## GIVEN EXERCISE
Every line of the records must be repeated exactly; pictures stay out.
═══ RECORDS SHOWN ═══
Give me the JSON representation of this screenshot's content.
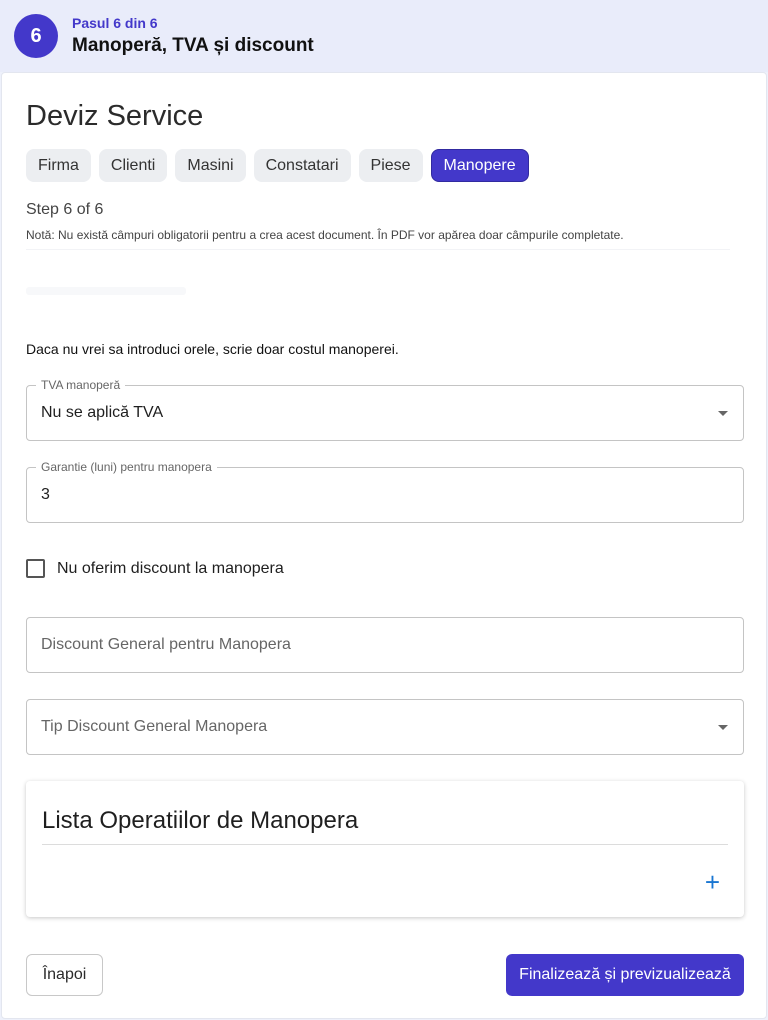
{
  "step_header": {
    "number": "6",
    "small_label": "Pasul 6 din 6",
    "title": "Manoperă, TVA și discount"
  },
  "app": {
    "title": "Deviz Service"
  },
  "tabs": [
    {
      "label": "Firma",
      "active": false
    },
    {
      "label": "Clienti",
      "active": false
    },
    {
      "label": "Masini",
      "active": false
    },
    {
      "label": "Constatari",
      "active": false
    },
    {
      "label": "Piese",
      "active": false
    },
    {
      "label": "Manopere",
      "active": true
    }
  ],
  "progress": {
    "step_text": "Step 6 of 6",
    "note": "Notă: Nu există câmpuri obligatorii pentru a crea acest document. În PDF vor apărea doar câmpurile completate."
  },
  "hint": "Daca nu vrei sa introduci orele, scrie doar costul manoperei.",
  "fields": {
    "tva": {
      "label": "TVA manoperă",
      "value": "Nu se aplică TVA"
    },
    "garantie": {
      "label": "Garantie (luni) pentru manopera",
      "value": "3"
    },
    "discount_general": {
      "placeholder": "Discount General pentru Manopera"
    },
    "tip_discount": {
      "placeholder": "Tip Discount General Manopera"
    }
  },
  "checkbox": {
    "label": "Nu oferim discount la manopera",
    "checked": false
  },
  "operations_panel": {
    "title": "Lista Operatiilor de Manopera",
    "add_symbol": "+"
  },
  "buttons": {
    "back": "Înapoi",
    "finish": "Finalizează și previzualizează"
  },
  "colors": {
    "accent": "#4338ca",
    "add_icon": "#1976d2"
  }
}
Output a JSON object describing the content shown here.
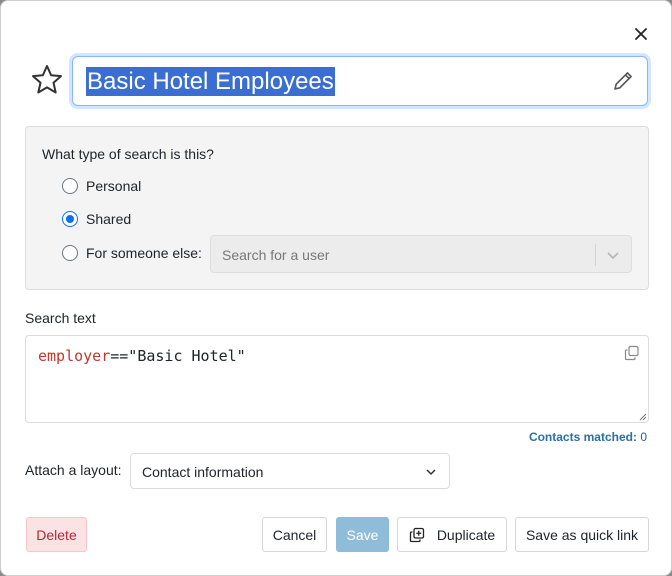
{
  "dialog": {
    "title": "Basic Hotel Employees"
  },
  "search_type": {
    "question": "What type of search is this?",
    "options": [
      {
        "label": "Personal",
        "checked": false
      },
      {
        "label": "Shared",
        "checked": true
      },
      {
        "label": "For someone else:",
        "checked": false
      }
    ],
    "user_search_placeholder": "Search for a user"
  },
  "search_text": {
    "label": "Search text",
    "code_key": "employer",
    "code_rest": "==\"Basic Hotel\""
  },
  "contacts": {
    "label": "Contacts matched:",
    "count": "0"
  },
  "layout": {
    "label": "Attach a layout:",
    "selected": "Contact information"
  },
  "buttons": {
    "delete": "Delete",
    "cancel": "Cancel",
    "save": "Save",
    "duplicate": "Duplicate",
    "quick_link": "Save as quick link"
  },
  "colors": {
    "accent": "#0d6efd",
    "selection": "#3a6ed0",
    "danger_text": "#b02a37",
    "save_disabled": "#8fbcd8"
  },
  "icons": {
    "close": "close-icon",
    "star": "star-icon",
    "edit": "pencil-icon",
    "copy": "copy-icon",
    "duplicate": "duplicate-icon",
    "dropdown": "chevron-down-icon"
  }
}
═══
## RESPONSE TO THE EXERCISE
Give me the JSON representation of this screenshot's content.
{
  "step_header": {
    "number": "6",
    "small_label": "Pasul 6 din 6",
    "title": "Manoperă, TVA și discount"
  },
  "app": {
    "title": "Deviz Service"
  },
  "tabs": [
    {
      "label": "Firma",
      "active": false
    },
    {
      "label": "Clienti",
      "active": false
    },
    {
      "label": "Masini",
      "active": false
    },
    {
      "label": "Constatari",
      "active": false
    },
    {
      "label": "Piese",
      "active": false
    },
    {
      "label": "Manopere",
      "active": true
    }
  ],
  "progress": {
    "step_text": "Step 6 of 6",
    "note": "Notă: Nu există câmpuri obligatorii pentru a crea acest document. În PDF vor apărea doar câmpurile completate."
  },
  "hint": "Daca nu vrei sa introduci orele, scrie doar costul manoperei.",
  "fields": {
    "tva": {
      "label": "TVA manoperă",
      "value": "Nu se aplică TVA"
    },
    "garantie": {
      "label": "Garantie (luni) pentru manopera",
      "value": "3"
    },
    "discount_general": {
      "placeholder": "Discount General pentru Manopera"
    },
    "tip_discount": {
      "placeholder": "Tip Discount General Manopera"
    }
  },
  "checkbox": {
    "label": "Nu oferim discount la manopera",
    "checked": false
  },
  "operations_panel": {
    "title": "Lista Operatiilor de Manopera",
    "add_symbol": "+"
  },
  "buttons": {
    "back": "Înapoi",
    "finish": "Finalizează și previzualizează"
  },
  "colors": {
    "accent": "#4338ca",
    "add_icon": "#1976d2"
  }
}
Output a JSON object describing the content shown here.
{
  "dialog": {
    "title": "Basic Hotel Employees"
  },
  "search_type": {
    "question": "What type of search is this?",
    "options": [
      {
        "label": "Personal",
        "checked": false
      },
      {
        "label": "Shared",
        "checked": true
      },
      {
        "label": "For someone else:",
        "checked": false
      }
    ],
    "user_search_placeholder": "Search for a user"
  },
  "search_text": {
    "label": "Search text",
    "code_key": "employer",
    "code_rest": "==\"Basic Hotel\""
  },
  "contacts": {
    "label": "Contacts matched:",
    "count": "0"
  },
  "layout": {
    "label": "Attach a layout:",
    "selected": "Contact information"
  },
  "buttons": {
    "delete": "Delete",
    "cancel": "Cancel",
    "save": "Save",
    "duplicate": "Duplicate",
    "quick_link": "Save as quick link"
  },
  "colors": {
    "accent": "#0d6efd",
    "selection": "#3a6ed0",
    "danger_text": "#b02a37",
    "save_disabled": "#8fbcd8"
  },
  "icons": {
    "close": "close-icon",
    "star": "star-icon",
    "edit": "pencil-icon",
    "copy": "copy-icon",
    "duplicate": "duplicate-icon",
    "dropdown": "chevron-down-icon"
  }
}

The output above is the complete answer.